>> Start PROVIDED RECORDS
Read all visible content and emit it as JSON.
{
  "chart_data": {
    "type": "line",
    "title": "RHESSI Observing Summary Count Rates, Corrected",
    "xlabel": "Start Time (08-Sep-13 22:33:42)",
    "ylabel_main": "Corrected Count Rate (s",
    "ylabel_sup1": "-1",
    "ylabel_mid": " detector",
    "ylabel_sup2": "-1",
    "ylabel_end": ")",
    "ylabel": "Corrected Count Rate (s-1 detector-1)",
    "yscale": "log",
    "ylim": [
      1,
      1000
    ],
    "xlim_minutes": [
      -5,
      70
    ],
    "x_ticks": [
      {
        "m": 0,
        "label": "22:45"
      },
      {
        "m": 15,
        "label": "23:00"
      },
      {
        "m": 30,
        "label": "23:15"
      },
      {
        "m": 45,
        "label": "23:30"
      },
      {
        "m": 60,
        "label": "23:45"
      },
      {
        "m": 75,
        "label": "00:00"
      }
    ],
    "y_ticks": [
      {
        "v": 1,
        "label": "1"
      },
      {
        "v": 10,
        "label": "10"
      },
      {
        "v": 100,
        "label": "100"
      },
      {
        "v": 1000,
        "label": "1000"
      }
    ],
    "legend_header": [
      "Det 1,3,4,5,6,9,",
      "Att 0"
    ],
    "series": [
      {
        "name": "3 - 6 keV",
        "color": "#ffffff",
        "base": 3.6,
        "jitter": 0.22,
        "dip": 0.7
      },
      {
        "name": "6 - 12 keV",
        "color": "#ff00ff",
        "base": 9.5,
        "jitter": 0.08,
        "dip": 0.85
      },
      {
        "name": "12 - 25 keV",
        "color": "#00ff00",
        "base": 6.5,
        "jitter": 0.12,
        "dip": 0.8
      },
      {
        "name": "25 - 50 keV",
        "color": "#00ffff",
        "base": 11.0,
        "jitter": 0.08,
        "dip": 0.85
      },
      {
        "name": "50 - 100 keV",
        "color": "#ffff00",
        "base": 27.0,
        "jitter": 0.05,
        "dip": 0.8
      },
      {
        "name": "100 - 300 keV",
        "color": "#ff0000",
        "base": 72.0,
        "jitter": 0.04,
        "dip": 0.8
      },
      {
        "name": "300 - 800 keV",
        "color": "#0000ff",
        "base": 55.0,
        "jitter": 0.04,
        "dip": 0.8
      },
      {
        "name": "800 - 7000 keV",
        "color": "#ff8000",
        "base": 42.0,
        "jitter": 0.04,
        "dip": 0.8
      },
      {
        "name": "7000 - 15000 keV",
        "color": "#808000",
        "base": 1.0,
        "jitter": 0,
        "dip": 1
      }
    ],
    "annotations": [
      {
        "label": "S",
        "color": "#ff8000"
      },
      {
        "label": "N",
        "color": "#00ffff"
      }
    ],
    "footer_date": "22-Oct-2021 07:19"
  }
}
>> End PROVIDED RECORDS
THE TASK
Search the material above for "name". Pull out each line where it shows up.

TASK OUTPUT
        "name": "3 - 6 keV",
        "name": "6 - 12 keV",
        "name": "12 - 25 keV",
        "name": "25 - 50 keV",
        "name": "50 - 100 keV",
        "name": "100 - 300 keV",
        "name": "300 - 800 keV",
        "name": "800 - 7000 keV",
        "name": "7000 - 15000 keV",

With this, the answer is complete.